* Task prompt *
Every line holding the word "remark" counts once. Give the total, nothing more.

* Supplied material *
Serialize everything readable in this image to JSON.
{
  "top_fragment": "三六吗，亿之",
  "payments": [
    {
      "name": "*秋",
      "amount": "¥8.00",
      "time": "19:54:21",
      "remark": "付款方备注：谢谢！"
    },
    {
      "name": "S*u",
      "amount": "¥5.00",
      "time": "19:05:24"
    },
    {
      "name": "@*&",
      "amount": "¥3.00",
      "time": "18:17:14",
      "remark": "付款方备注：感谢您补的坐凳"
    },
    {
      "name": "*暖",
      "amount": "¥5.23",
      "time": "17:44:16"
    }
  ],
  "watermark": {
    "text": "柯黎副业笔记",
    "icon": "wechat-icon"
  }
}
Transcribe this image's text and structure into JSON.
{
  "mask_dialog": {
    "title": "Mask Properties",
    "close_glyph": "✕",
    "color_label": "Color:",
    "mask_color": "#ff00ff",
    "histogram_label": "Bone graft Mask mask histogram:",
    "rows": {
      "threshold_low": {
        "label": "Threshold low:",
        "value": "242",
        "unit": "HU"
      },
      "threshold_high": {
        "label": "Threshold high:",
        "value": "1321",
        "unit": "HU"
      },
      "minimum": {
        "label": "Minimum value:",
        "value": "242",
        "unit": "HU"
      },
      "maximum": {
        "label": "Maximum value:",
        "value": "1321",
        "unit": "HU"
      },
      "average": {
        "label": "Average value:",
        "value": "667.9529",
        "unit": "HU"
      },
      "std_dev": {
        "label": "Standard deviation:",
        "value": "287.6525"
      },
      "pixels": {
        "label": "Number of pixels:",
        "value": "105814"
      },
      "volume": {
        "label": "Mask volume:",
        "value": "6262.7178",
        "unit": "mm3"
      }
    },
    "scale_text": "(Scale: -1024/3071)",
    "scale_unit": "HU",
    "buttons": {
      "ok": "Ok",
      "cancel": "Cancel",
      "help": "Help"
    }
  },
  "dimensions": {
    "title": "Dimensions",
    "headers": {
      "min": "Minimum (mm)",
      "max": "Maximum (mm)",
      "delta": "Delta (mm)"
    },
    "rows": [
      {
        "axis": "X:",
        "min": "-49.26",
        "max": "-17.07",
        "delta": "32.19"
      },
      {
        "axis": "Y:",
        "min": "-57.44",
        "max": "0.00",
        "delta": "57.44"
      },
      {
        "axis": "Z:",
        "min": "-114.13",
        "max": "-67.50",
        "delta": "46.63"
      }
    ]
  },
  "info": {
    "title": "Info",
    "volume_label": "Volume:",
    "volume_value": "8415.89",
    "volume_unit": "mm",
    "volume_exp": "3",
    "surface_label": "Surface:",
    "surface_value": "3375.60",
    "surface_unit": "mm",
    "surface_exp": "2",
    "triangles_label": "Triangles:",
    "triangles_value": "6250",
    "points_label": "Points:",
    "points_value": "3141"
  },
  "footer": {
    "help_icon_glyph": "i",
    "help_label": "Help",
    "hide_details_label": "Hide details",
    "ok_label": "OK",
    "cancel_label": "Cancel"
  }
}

* Written reply *
2